%%

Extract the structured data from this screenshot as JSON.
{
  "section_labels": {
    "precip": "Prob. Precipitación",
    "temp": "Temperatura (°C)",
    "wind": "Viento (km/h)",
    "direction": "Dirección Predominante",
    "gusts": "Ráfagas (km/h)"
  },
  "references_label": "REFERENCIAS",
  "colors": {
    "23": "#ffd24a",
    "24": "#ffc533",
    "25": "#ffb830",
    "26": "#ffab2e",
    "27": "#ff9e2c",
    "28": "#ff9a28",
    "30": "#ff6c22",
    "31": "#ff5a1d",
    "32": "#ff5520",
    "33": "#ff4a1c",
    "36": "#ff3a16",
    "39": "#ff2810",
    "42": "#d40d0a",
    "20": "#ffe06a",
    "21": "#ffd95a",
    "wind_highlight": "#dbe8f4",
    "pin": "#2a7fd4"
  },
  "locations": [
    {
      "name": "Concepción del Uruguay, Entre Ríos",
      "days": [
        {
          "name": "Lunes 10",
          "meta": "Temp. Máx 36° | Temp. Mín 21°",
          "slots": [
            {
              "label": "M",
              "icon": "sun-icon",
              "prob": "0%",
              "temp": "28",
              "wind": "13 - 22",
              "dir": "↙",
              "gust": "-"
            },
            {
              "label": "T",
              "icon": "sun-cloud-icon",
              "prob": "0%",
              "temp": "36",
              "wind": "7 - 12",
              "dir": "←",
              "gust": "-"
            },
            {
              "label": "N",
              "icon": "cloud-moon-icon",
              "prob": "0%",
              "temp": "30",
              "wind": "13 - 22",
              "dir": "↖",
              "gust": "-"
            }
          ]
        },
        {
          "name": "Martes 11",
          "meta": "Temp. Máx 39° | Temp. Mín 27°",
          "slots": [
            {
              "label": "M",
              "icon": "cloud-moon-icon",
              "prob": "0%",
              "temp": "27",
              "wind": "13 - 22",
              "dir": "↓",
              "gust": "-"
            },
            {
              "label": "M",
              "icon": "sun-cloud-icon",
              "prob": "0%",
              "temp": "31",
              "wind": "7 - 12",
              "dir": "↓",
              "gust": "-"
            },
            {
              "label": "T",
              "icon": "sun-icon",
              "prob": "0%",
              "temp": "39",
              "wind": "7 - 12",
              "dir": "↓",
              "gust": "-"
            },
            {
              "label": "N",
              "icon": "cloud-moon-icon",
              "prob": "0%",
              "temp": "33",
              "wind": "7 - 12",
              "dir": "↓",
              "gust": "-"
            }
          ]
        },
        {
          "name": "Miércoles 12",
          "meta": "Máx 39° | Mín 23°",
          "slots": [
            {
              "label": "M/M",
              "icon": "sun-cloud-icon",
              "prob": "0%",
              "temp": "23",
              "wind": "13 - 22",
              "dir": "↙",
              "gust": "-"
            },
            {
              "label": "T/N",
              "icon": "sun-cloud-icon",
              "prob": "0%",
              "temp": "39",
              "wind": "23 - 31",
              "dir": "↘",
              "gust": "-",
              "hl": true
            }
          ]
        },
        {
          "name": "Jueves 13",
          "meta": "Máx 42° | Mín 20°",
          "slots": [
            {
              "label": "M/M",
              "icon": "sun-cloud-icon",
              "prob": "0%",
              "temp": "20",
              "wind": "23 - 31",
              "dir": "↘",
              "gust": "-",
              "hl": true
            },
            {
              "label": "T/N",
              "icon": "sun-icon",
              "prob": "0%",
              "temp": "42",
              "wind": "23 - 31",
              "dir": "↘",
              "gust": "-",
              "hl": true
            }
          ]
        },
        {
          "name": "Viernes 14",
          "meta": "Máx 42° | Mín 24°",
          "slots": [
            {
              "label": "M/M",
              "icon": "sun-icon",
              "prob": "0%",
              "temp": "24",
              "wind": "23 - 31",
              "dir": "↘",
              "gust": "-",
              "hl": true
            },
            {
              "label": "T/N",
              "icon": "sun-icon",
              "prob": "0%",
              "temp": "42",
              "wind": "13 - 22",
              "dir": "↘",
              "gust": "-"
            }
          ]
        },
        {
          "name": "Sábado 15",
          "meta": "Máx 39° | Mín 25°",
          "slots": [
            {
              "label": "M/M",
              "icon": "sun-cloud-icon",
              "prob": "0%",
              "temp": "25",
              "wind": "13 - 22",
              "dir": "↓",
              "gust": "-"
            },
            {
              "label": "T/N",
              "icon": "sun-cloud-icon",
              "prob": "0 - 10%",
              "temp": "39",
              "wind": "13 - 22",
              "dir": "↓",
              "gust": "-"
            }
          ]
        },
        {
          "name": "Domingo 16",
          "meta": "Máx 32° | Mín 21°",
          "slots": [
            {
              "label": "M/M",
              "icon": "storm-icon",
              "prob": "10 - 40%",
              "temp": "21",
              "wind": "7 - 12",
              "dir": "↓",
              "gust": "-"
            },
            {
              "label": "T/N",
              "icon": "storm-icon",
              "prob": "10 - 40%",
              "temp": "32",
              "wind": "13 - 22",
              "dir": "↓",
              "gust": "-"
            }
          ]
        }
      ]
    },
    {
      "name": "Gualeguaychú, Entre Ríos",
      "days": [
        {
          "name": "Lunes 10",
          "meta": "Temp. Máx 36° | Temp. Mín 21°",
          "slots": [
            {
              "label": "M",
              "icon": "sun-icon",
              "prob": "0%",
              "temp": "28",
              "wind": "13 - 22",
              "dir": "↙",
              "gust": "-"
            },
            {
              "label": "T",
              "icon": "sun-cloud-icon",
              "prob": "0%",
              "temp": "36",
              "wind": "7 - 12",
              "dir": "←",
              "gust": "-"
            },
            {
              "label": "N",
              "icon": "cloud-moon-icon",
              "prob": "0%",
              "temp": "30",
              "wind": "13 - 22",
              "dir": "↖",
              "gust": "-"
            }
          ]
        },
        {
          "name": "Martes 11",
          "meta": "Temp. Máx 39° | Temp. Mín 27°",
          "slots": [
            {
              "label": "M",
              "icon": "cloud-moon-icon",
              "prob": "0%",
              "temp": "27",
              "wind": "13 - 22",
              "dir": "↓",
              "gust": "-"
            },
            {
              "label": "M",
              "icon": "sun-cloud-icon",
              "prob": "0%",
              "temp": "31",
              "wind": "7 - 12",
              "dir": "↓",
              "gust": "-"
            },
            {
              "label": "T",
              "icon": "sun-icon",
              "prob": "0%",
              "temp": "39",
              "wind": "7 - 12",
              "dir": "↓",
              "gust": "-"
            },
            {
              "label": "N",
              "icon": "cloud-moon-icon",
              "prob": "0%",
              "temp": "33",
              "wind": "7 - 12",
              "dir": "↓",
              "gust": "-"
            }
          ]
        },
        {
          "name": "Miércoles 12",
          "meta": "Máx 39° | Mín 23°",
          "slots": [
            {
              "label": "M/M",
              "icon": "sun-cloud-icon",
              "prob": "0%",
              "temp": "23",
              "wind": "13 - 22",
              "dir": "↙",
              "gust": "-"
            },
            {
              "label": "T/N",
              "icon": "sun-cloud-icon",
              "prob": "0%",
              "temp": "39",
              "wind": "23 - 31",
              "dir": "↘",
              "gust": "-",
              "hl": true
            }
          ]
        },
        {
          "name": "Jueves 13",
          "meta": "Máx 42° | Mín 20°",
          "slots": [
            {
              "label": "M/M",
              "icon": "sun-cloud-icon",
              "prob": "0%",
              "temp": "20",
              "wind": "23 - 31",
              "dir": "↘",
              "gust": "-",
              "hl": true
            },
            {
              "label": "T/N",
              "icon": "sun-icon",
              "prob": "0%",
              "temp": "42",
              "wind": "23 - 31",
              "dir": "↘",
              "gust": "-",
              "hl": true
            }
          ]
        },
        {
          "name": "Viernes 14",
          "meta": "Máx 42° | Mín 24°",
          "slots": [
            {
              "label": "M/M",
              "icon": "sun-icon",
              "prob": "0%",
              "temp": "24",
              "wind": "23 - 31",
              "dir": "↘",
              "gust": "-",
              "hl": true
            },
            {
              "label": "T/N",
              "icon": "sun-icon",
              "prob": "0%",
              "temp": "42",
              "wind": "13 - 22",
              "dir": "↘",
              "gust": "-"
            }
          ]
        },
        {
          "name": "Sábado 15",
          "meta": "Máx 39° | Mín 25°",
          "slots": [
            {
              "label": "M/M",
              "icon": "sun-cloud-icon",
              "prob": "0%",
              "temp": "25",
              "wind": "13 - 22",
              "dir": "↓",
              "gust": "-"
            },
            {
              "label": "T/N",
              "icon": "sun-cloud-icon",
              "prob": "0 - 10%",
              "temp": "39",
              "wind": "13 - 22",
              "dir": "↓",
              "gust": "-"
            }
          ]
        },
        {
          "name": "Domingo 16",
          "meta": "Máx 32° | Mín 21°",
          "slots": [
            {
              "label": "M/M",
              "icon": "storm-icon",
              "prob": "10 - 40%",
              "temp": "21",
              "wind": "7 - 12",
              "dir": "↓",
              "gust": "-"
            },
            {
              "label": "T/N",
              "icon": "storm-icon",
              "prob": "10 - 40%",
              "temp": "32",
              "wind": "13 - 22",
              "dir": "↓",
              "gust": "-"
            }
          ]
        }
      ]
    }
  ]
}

%%

How many of these lines contain "Ríos"? Write only the number.

● **Solution to the problem**:
2